**Records supplied**
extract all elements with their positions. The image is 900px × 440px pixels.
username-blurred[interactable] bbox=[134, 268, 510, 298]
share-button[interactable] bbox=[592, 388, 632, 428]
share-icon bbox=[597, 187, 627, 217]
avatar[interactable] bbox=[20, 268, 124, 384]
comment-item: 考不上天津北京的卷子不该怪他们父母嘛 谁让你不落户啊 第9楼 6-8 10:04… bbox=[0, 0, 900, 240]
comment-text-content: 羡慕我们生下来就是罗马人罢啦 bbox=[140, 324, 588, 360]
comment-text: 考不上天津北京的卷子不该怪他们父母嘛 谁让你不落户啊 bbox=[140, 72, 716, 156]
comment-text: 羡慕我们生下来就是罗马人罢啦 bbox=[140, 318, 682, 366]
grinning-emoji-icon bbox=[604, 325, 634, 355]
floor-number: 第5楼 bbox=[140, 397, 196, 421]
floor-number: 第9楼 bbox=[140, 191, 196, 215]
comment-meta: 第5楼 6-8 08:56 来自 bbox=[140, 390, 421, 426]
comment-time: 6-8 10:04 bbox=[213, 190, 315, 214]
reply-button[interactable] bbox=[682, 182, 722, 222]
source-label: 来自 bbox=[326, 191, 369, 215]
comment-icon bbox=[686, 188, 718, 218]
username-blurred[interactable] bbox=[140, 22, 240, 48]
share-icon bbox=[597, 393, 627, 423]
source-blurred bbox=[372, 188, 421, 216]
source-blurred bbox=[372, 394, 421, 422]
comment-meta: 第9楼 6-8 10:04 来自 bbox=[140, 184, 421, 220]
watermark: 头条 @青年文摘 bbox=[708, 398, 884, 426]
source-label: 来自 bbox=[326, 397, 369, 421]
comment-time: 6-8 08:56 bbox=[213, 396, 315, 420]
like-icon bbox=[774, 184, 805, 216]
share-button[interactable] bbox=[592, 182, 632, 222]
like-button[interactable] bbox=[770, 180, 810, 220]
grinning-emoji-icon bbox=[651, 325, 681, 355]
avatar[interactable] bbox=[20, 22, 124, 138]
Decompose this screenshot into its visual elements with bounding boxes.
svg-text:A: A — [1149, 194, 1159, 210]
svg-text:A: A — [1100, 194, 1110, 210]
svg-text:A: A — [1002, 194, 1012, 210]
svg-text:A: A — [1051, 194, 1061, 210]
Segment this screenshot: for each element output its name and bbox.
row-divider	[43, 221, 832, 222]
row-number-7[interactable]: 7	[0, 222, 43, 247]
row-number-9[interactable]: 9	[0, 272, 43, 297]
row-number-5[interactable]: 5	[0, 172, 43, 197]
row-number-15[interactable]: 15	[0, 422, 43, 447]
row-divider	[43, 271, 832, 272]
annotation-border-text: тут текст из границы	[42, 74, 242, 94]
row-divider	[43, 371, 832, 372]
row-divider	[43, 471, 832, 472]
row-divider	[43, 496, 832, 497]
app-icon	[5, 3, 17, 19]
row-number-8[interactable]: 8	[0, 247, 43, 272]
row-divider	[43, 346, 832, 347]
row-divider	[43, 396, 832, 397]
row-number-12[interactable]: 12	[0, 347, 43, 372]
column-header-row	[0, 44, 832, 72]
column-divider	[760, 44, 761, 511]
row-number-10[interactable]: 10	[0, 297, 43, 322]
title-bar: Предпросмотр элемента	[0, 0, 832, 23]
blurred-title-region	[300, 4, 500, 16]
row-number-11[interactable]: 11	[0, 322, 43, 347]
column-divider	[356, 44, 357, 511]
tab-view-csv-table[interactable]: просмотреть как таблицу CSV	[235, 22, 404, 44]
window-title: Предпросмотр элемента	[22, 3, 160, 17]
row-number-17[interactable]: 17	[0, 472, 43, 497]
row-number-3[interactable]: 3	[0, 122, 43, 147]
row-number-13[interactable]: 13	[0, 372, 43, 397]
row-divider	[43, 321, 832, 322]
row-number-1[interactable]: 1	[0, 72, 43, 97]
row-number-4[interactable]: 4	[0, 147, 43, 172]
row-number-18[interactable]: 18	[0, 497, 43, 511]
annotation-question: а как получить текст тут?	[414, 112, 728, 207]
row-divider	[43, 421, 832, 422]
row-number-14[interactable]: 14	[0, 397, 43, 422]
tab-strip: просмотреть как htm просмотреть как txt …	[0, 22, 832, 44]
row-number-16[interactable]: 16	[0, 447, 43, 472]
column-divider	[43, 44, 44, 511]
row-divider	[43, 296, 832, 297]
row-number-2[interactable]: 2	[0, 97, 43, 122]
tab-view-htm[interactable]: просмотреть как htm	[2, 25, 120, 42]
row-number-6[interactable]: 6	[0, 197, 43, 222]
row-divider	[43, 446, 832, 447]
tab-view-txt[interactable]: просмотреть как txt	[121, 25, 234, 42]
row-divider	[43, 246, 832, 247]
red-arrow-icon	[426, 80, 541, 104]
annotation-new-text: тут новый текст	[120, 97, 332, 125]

**Exercise objective**
Lay out every line of the rows above as a numbered list, one line per item, leaving out any blank lines.

**Solution for this exercise**
1. extract all elements with their positions. The image is 900px × 440px pixels.
2. username-blurred[interactable] bbox=[134, 268, 510, 298]
3. share-button[interactable] bbox=[592, 388, 632, 428]
4. share-icon bbox=[597, 187, 627, 217]
5. avatar[interactable] bbox=[20, 268, 124, 384]
6. comment-item: 考不上天津北京的卷子不该怪他们父母嘛 谁让你不落户啊 第9楼 6-8 10:04… bbox=[0, 0, 900, 240]
7. comment-text-content: 羡慕我们生下来就是罗马人罢啦 bbox=[140, 324, 588, 360]
8. comment-text: 考不上天津北京的卷子不该怪他们父母嘛 谁让你不落户啊 bbox=[140, 72, 716, 156]
9. comment-text: 羡慕我们生下来就是罗马人罢啦 bbox=[140, 318, 682, 366]
10. grinning-emoji-icon bbox=[604, 325, 634, 355]
11. floor-number: 第5楼 bbox=[140, 397, 196, 421]
12. floor-number: 第9楼 bbox=[140, 191, 196, 215]
13. comment-meta: 第5楼 6-8 08:56 来自 bbox=[140, 390, 421, 426]
14. comment-time: 6-8 10:04 bbox=[213, 190, 315, 214]
15. reply-button[interactable] bbox=[682, 182, 722, 222]
16. source-label: 来自 bbox=[326, 191, 369, 215]
17. comment-icon bbox=[686, 188, 718, 218]
18. username-blurred[interactable] bbox=[140, 22, 240, 48]
19. share-icon bbox=[597, 393, 627, 423]
20. source-blurred bbox=[372, 188, 421, 216]
21. source-blurred bbox=[372, 394, 421, 422]
22. comment-meta: 第9楼 6-8 10:04 来自 bbox=[140, 184, 421, 220]
23. watermark: 头条 @青年文摘 bbox=[708, 398, 884, 426]
24. source-label: 来自 bbox=[326, 397, 369, 421]
25. comment-time: 6-8 08:56 bbox=[213, 396, 315, 420]
26. like-icon bbox=[774, 184, 805, 216]
27. share-button[interactable] bbox=[592, 182, 632, 222]
28. like-button[interactable] bbox=[770, 180, 810, 220]
29. grinning-emoji-icon bbox=[651, 325, 681, 355]
30. avatar[interactable] bbox=[20, 22, 124, 138]
31. Decompose this screenshot into its visual elements with bounding boxes.
32. svg-text:A: A — [1149, 194, 1159, 210]
33. svg-text:A: A — [1100, 194, 1110, 210]
34. svg-text:A: A — [1002, 194, 1012, 210]
35. svg-text:A: A — [1051, 194, 1061, 210]
36. Segment this screenshot: for each element output its name and bbox.
37. row-divider	[43, 221, 832, 222]
38. row-number-7[interactable]: 7	[0, 222, 43, 247]
39. row-number-9[interactable]: 9	[0, 272, 43, 297]
40. row-number-5[interactable]: 5	[0, 172, 43, 197]
41. row-number-15[interactable]: 15	[0, 422, 43, 447]
42. row-divider	[43, 271, 832, 272]
43. annotation-border-text: тут текст из границы	[42, 74, 242, 94]
44. row-divider	[43, 371, 832, 372]
45. row-divider	[43, 471, 832, 472]
46. row-divider	[43, 496, 832, 497]
47. app-icon	[5, 3, 17, 19]
48. row-number-8[interactable]: 8	[0, 247, 43, 272]
49. row-divider	[43, 346, 832, 347]
50. row-divider	[43, 396, 832, 397]
51. row-number-12[interactable]: 12	[0, 347, 43, 372]
52. column-header-row	[0, 44, 832, 72]
53. column-divider	[760, 44, 761, 511]
54. row-number-10[interactable]: 10	[0, 297, 43, 322]
55. title-bar: Предпросмотр элемента	[0, 0, 832, 23]
56. blurred-title-region	[300, 4, 500, 16]
57. row-number-11[interactable]: 11	[0, 322, 43, 347]
58. column-divider	[356, 44, 357, 511]
59. tab-view-csv-table[interactable]: просмотреть как таблицу CSV	[235, 22, 404, 44]
60. window-title: Предпросмотр элемента	[22, 3, 160, 17]
61. row-number-17[interactable]: 17	[0, 472, 43, 497]
62. row-number-3[interactable]: 3	[0, 122, 43, 147]
63. row-number-13[interactable]: 13	[0, 372, 43, 397]
64. row-divider	[43, 321, 832, 322]
65. row-number-1[interactable]: 1	[0, 72, 43, 97]
66. row-number-4[interactable]: 4	[0, 147, 43, 172]
67. row-number-18[interactable]: 18	[0, 497, 43, 511]
68. annotation-question: а как получить текст тут?	[414, 112, 728, 207]
69. row-divider	[43, 421, 832, 422]
70. row-number-14[interactable]: 14	[0, 397, 43, 422]
71. tab-strip: просмотреть как htm просмотреть как txt …	[0, 22, 832, 44]
72. row-number-16[interactable]: 16	[0, 447, 43, 472]
73. column-divider	[43, 44, 44, 511]
74. row-divider	[43, 296, 832, 297]
75. row-number-2[interactable]: 2	[0, 97, 43, 122]
76. tab-view-htm[interactable]: просмотреть как htm	[2, 25, 120, 42]
77. row-number-6[interactable]: 6	[0, 197, 43, 222]
78. row-divider	[43, 446, 832, 447]
79. tab-view-txt[interactable]: просмотреть как txt	[121, 25, 234, 42]
80. row-divider	[43, 246, 832, 247]
81. red-arrow-icon	[426, 80, 541, 104]
82. annotation-new-text: тут новый текст	[120, 97, 332, 125]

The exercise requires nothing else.